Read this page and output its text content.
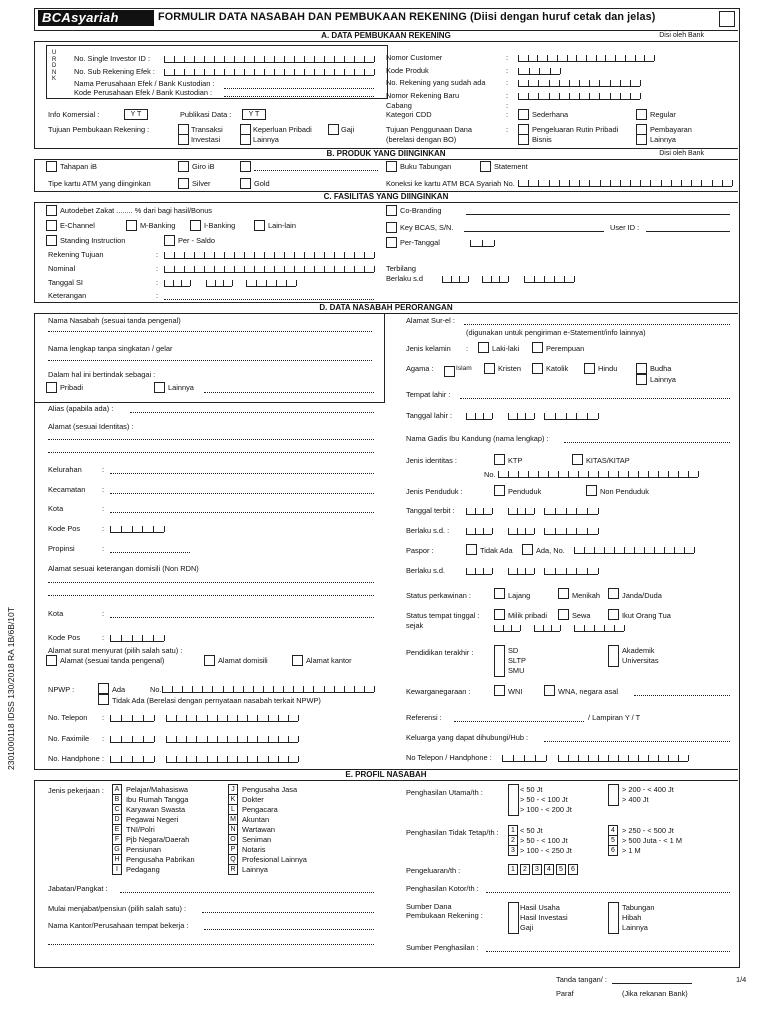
BCAsyariah	FORMULIR DATA NASABAH DAN PEMBUKAAN REKENING (Diisi dengan huruf cetak dan jelas)
A. DATA PEMBUKAAN REKENING	Disi oleh Bank
U
R
D
N
K
No. Single Investor ID :
No. Sub Rekening Efek :
Nama Perusahaan Efek / Bank Kustodian :
Kode Perusahaan Efek / Bank Kustodian :
Nomor Customer	:
Kode Produk	:
No. Rekening yang sudah ada	:
Nomor Rekening Baru	:
Cabang	:
Info Komersial :	Y T	Publikasi Data :	Y T	Kategori CDD	:	Sederhana	Regular
Tujuan Pembukaan Rekening :	Transaksi	Keperluan Pribadi	Gaji
Investasi	Lainnya
Tujuan Penggunaan Dana
(berelasi dengan BO)
:	Pengeluaran Rutin Pribadi	Pembayaran
Bisnis	Lainnya
B. PRODUK YANG DIINGINKAN	Disi oleh Bank
Tahapan iB	Giro iB	Buku Tabungan	Statement
Tipe kartu ATM yang diinginkan	Silver	Gold	Koneksi ke kartu ATM BCA Syariah No.
C. FASILITAS YANG DIINGINKAN
Autodebet Zakat ........ % dari bagi hasil/Bonus
E-Channel	M-Banking	I-Banking	Lain-lain
Standing Instruction	Per - Saldo
Rekening Tujuan	:
Nominal	:
Tanggal SI	:
Keterangan	:
Co-Branding
Key BCAS, S/N.	User ID :
Per-Tanggal
Terbilang
Berlaku s.d
D. DATA NASABAH PERORANGAN
Nama Nasabah (sesuai tanda pengenal)
Nama lengkap tanpa singkatan / gelar
Dalam hal ini bertindak sebagai :
Pribadi	Lainnya
Alias (apabila ada) :
Alamat (sesuai Identitas) :
Kelurahan	:
Kecamatan :
Kota	:
Kode Pos	:
Propinsi	:
Alamat sesuai keterangan domisili (Non RDN)
Kota	:
Kode Pos	:
Alamat surat menyurat (pilih salah satu) :
Alamat (sesuai tanda pengenal)	Alamat domisili	Alamat kantor
NPWP :	Ada	No.
Tidak Ada (Berelasi dengan pernyataan nasabah terkait NPWP)
No. Telepon :
No. Faximile :
No. Handphone :
Alamat Sur-el :
(digunakan untuk pengiriman e-Statement/info lainnya)
Jenis kelamin :	Laki-laki	Perempuan
Agama :	Islam	Kristen	Katolik	Hindu	Budha
Lainnya
Tempat lahir :
Tanggal lahir :
Nama Gadis Ibu Kandung (nama lengkap) :
Jenis identitas :	KTP	KITAS/KITAP
No.
Jenis Penduduk :	Penduduk	Non Penduduk
Tanggal terbit :
Berlaku s.d. :
Paspor :	Tidak Ada	Ada, No.
Berlaku s.d.
Status perkawinan :	Lajang	Menikah	Janda/Duda
Status tempat tinggal :	Milik pribadi	Sewa	Ikut Orang Tua
sejak
Pendidikan terakhir :	SD
SLTP
SMU
Akademik
Universitas
Kewarganegaraan :	WNI	WNA, negara asal
Referensi :	/ Lampiran Y / T
Keluarga yang dapat dihubungi/Hub :
No Telepon / Handphone :
E. PROFIL NASABAH
Jenis pekerjaan :	A Pelajar/Mahasiswa
B Ibu Rumah Tangga
C Karyawan Swasta
D Pegawai Negeri
E TNI/Polri
F Pjb Negara/Daerah
G Pensiunan
H Pengusaha Pabrikan
I	Pedagang
J Pengusaha Jasa
K Dokter
L Pengacara
M Akuntan
N Wartawan
O Seniman
P Notaris
Q Profesional Lainnya
R Lainnya
Penghasilan Utama/th :	< 50 Jt
> 50 - < 100 Jt
> 100 - < 200 Jt
> 200 - < 400 Jt
> 400 Jt
Penghasilan Tidak Tetap/th :	1 < 50 Jt
2 > 50 - < 100 Jt
3 > 100 - < 250 Jt
4 > 250 - < 500 Jt
5 > 500 Juta - < 1 M
6 > 1 M
Pengeluaran/th :	1	2	3	4	5	6
Jabatan/Pangkat :	Penghasilan Kotor/th :
Mulai menjabat/pensiun (pilih salah satu) :
Nama Kantor/Perusahaan tempat bekerja :
Sumber Dana
Pembukaan Rekening :
Hasil Usaha
Hasil Investasi
Gaji
Tabungan
Hibah
Lainnya
Sumber Penghasilan :
Tanda tangan/ :	1/4
Paraf	(Jika rekanan Bank)
2301000118 IDSS 130/2018 RA 1B/6B/10T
────────────────────────────────────────
#### Your objective
Locate the word "Statement" in the entries, and copy every line where it is found.

#### Solution for this problem
Tahapan iB	Giro iB	Buku Tabungan	Statement
(digunakan untuk pengiriman e-Statement/info lainnya)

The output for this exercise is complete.